(Stored data)
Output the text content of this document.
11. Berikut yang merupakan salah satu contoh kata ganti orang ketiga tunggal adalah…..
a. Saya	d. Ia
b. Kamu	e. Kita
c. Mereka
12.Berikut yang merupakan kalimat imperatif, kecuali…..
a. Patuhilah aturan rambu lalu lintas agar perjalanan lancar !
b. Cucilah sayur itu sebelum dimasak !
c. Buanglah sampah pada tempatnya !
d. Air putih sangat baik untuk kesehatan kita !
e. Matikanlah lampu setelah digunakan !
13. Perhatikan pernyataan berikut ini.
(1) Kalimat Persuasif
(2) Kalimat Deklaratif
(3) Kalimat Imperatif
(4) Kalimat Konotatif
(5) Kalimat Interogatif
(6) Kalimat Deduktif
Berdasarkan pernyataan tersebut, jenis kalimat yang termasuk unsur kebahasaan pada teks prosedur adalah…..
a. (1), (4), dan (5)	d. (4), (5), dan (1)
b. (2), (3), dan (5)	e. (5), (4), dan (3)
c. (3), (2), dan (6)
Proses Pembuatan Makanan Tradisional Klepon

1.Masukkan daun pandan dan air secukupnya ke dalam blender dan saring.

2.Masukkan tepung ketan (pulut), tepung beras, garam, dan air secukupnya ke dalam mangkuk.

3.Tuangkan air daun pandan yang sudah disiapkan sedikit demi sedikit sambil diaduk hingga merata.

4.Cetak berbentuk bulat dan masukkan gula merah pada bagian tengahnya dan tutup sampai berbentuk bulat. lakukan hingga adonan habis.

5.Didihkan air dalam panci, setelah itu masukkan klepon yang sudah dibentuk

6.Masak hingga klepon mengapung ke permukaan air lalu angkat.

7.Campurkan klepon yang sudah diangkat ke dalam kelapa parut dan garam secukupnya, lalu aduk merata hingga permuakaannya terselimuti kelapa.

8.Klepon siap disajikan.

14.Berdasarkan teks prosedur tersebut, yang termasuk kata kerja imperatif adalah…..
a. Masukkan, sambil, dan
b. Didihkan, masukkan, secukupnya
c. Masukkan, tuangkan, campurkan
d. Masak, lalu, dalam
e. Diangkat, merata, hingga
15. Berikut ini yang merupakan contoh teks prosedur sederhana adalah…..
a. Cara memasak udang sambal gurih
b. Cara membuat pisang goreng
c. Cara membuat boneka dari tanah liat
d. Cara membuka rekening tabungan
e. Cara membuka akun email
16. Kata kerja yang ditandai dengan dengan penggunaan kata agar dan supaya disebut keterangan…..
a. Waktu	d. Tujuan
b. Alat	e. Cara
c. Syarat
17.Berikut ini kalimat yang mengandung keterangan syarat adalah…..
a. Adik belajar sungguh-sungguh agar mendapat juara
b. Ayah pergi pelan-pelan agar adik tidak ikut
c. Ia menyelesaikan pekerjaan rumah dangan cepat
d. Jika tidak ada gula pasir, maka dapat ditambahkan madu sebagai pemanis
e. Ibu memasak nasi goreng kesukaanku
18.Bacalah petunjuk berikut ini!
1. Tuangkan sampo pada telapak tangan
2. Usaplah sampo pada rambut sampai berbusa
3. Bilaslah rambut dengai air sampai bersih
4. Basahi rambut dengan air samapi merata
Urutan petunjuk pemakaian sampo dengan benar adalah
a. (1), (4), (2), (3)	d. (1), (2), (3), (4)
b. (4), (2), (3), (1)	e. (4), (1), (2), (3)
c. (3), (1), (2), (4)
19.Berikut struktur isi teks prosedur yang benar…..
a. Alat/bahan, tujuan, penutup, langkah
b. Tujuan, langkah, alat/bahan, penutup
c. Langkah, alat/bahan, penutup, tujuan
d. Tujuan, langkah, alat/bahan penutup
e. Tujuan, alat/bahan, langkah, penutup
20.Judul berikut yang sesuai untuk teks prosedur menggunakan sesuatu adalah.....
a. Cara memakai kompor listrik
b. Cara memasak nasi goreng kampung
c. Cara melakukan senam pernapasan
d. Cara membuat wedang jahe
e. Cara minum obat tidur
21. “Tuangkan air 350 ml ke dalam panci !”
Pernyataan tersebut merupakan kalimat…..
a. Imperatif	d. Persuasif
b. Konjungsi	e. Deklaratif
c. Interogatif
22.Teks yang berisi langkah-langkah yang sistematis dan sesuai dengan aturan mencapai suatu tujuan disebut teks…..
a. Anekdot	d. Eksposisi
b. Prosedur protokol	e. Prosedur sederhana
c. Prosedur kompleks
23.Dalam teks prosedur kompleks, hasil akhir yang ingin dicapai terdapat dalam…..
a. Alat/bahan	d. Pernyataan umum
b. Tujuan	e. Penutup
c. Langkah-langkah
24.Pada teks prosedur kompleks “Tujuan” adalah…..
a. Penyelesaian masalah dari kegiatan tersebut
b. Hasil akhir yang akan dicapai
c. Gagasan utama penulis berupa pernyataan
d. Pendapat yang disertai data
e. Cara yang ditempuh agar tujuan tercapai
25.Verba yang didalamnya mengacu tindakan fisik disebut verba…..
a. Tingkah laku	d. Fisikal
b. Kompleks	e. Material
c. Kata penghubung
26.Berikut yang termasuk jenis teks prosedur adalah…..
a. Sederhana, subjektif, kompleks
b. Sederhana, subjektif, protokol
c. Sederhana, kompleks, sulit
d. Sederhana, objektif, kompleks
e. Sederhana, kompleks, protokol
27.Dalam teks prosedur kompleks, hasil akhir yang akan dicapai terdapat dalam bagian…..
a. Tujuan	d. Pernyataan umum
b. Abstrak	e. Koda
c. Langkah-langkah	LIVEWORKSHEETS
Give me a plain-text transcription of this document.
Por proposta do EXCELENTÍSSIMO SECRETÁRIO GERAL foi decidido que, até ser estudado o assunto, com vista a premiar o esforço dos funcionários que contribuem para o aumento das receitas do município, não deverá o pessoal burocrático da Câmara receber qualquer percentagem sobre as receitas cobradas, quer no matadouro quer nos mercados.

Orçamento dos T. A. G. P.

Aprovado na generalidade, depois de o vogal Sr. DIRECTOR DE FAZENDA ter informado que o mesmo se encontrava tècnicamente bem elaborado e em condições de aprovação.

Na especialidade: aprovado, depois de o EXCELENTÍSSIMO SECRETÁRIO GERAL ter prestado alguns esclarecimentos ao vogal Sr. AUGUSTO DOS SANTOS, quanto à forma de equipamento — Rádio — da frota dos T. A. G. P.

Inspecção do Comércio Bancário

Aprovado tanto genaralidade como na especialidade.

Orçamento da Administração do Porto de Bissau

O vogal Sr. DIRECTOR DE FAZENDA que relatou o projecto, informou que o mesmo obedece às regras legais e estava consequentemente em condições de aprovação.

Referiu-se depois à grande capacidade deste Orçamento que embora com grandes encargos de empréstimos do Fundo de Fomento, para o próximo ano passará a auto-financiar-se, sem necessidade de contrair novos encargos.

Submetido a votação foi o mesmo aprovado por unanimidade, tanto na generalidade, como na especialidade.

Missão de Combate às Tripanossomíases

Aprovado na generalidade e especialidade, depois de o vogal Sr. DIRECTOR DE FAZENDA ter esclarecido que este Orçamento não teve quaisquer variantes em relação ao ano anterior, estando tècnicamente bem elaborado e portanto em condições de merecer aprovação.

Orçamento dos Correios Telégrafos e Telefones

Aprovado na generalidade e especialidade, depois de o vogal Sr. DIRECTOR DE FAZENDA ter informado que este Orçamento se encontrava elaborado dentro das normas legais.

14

### AIM
Output all records verbatim.

### FULL ANSWER
Output the text content of this document.
11. Berikut yang merupakan salah satu contoh kata ganti orang ketiga tunggal adalah…..
a. Saya	d. Ia
b. Kamu	e. Kita
c. Mereka
12.Berikut yang merupakan kalimat imperatif, kecuali…..
a. Patuhilah aturan rambu lalu lintas agar perjalanan lancar !
b. Cucilah sayur itu sebelum dimasak !
c. Buanglah sampah pada tempatnya !
d. Air putih sangat baik untuk kesehatan kita !
e. Matikanlah lampu setelah digunakan !
13. Perhatikan pernyataan berikut ini.
(1) Kalimat Persuasif
(2) Kalimat Deklaratif
(3) Kalimat Imperatif
(4) Kalimat Konotatif
(5) Kalimat Interogatif
(6) Kalimat Deduktif
Berdasarkan pernyataan tersebut, jenis kalimat yang termasuk unsur kebahasaan pada teks prosedur adalah…..
a. (1), (4), dan (5)	d. (4), (5), dan (1)
b. (2), (3), dan (5)	e. (5), (4), dan (3)
c. (3), (2), dan (6)
Proses Pembuatan Makanan Tradisional Klepon

1.Masukkan daun pandan dan air secukupnya ke dalam blender dan saring.

2.Masukkan tepung ketan (pulut), tepung beras, garam, dan air secukupnya ke dalam mangkuk.

3.Tuangkan air daun pandan yang sudah disiapkan sedikit demi sedikit sambil diaduk hingga merata.

4.Cetak berbentuk bulat dan masukkan gula merah pada bagian tengahnya dan tutup sampai berbentuk bulat. lakukan hingga adonan habis.

5.Didihkan air dalam panci, setelah itu masukkan klepon yang sudah dibentuk

6.Masak hingga klepon mengapung ke permukaan air lalu angkat.

7.Campurkan klepon yang sudah diangkat ke dalam kelapa parut dan garam secukupnya, lalu aduk merata hingga permuakaannya terselimuti kelapa.

8.Klepon siap disajikan.

14.Berdasarkan teks prosedur tersebut, yang termasuk kata kerja imperatif adalah…..
a. Masukkan, sambil, dan
b. Didihkan, masukkan, secukupnya
c. Masukkan, tuangkan, campurkan
d. Masak, lalu, dalam
e. Diangkat, merata, hingga
15. Berikut ini yang merupakan contoh teks prosedur sederhana adalah…..
a. Cara memasak udang sambal gurih
b. Cara membuat pisang goreng
c. Cara membuat boneka dari tanah liat
d. Cara membuka rekening tabungan
e. Cara membuka akun email
16. Kata kerja yang ditandai dengan dengan penggunaan kata agar dan supaya disebut keterangan…..
a. Waktu	d. Tujuan
b. Alat	e. Cara
c. Syarat
17.Berikut ini kalimat yang mengandung keterangan syarat adalah…..
a. Adik belajar sungguh-sungguh agar mendapat juara
b. Ayah pergi pelan-pelan agar adik tidak ikut
c. Ia menyelesaikan pekerjaan rumah dangan cepat
d. Jika tidak ada gula pasir, maka dapat ditambahkan madu sebagai pemanis
e. Ibu memasak nasi goreng kesukaanku
18.Bacalah petunjuk berikut ini!
1. Tuangkan sampo pada telapak tangan
2. Usaplah sampo pada rambut sampai berbusa
3. Bilaslah rambut dengai air sampai bersih
4. Basahi rambut dengan air samapi merata
Urutan petunjuk pemakaian sampo dengan benar adalah
a. (1), (4), (2), (3)	d. (1), (2), (3), (4)
b. (4), (2), (3), (1)	e. (4), (1), (2), (3)
c. (3), (1), (2), (4)
19.Berikut struktur isi teks prosedur yang benar…..
a. Alat/bahan, tujuan, penutup, langkah
b. Tujuan, langkah, alat/bahan, penutup
c. Langkah, alat/bahan, penutup, tujuan
d. Tujuan, langkah, alat/bahan penutup
e. Tujuan, alat/bahan, langkah, penutup
20.Judul berikut yang sesuai untuk teks prosedur menggunakan sesuatu adalah.....
a. Cara memakai kompor listrik
b. Cara memasak nasi goreng kampung
c. Cara melakukan senam pernapasan
d. Cara membuat wedang jahe
e. Cara minum obat tidur
21. “Tuangkan air 350 ml ke dalam panci !”
Pernyataan tersebut merupakan kalimat…..
a. Imperatif	d. Persuasif
b. Konjungsi	e. Deklaratif
c. Interogatif
22.Teks yang berisi langkah-langkah yang sistematis dan sesuai dengan aturan mencapai suatu tujuan disebut teks…..
a. Anekdot	d. Eksposisi
b. Prosedur protokol	e. Prosedur sederhana
c. Prosedur kompleks
23.Dalam teks prosedur kompleks, hasil akhir yang ingin dicapai terdapat dalam…..
a. Alat/bahan	d. Pernyataan umum
b. Tujuan	e. Penutup
c. Langkah-langkah
24.Pada teks prosedur kompleks “Tujuan” adalah…..
a. Penyelesaian masalah dari kegiatan tersebut
b. Hasil akhir yang akan dicapai
c. Gagasan utama penulis berupa pernyataan
d. Pendapat yang disertai data
e. Cara yang ditempuh agar tujuan tercapai
25.Verba yang didalamnya mengacu tindakan fisik disebut verba…..
a. Tingkah laku	d. Fisikal
b. Kompleks	e. Material
c. Kata penghubung
26.Berikut yang termasuk jenis teks prosedur adalah…..
a. Sederhana, subjektif, kompleks
b. Sederhana, subjektif, protokol
c. Sederhana, kompleks, sulit
d. Sederhana, objektif, kompleks
e. Sederhana, kompleks, protokol
27.Dalam teks prosedur kompleks, hasil akhir yang akan dicapai terdapat dalam bagian…..
a. Tujuan	d. Pernyataan umum
b. Abstrak	e. Koda
c. Langkah-langkah	LIVEWORKSHEETS
Give me a plain-text transcription of this document.
Por proposta do EXCELENTÍSSIMO SECRETÁRIO GERAL foi decidido que, até ser estudado o assunto, com vista a premiar o esforço dos funcionários que contribuem para o aumento das receitas do município, não deverá o pessoal burocrático da Câmara receber qualquer percentagem sobre as receitas cobradas, quer no matadouro quer nos mercados.

Orçamento dos T. A. G. P.

Aprovado na generalidade, depois de o vogal Sr. DIRECTOR DE FAZENDA ter informado que o mesmo se encontrava tècnicamente bem elaborado e em condições de aprovação.

Na especialidade: aprovado, depois de o EXCELENTÍSSIMO SECRETÁRIO GERAL ter prestado alguns esclarecimentos ao vogal Sr. AUGUSTO DOS SANTOS, quanto à forma de equipamento — Rádio — da frota dos T. A. G. P.

Inspecção do Comércio Bancário

Aprovado tanto genaralidade como na especialidade.

Orçamento da Administração do Porto de Bissau

O vogal Sr. DIRECTOR DE FAZENDA que relatou o projecto, informou que o mesmo obedece às regras legais e estava consequentemente em condições de aprovação.

Referiu-se depois à grande capacidade deste Orçamento que embora com grandes encargos de empréstimos do Fundo de Fomento, para o próximo ano passará a auto-financiar-se, sem necessidade de contrair novos encargos.

Submetido a votação foi o mesmo aprovado por unanimidade, tanto na generalidade, como na especialidade.

Missão de Combate às Tripanossomíases

Aprovado na generalidade e especialidade, depois de o vogal Sr. DIRECTOR DE FAZENDA ter esclarecido que este Orçamento não teve quaisquer variantes em relação ao ano anterior, estando tècnicamente bem elaborado e portanto em condições de merecer aprovação.

Orçamento dos Correios Telégrafos e Telefones

Aprovado na generalidade e especialidade, depois de o vogal Sr. DIRECTOR DE FAZENDA ter informado que este Orçamento se encontrava elaborado dentro das normas legais.

14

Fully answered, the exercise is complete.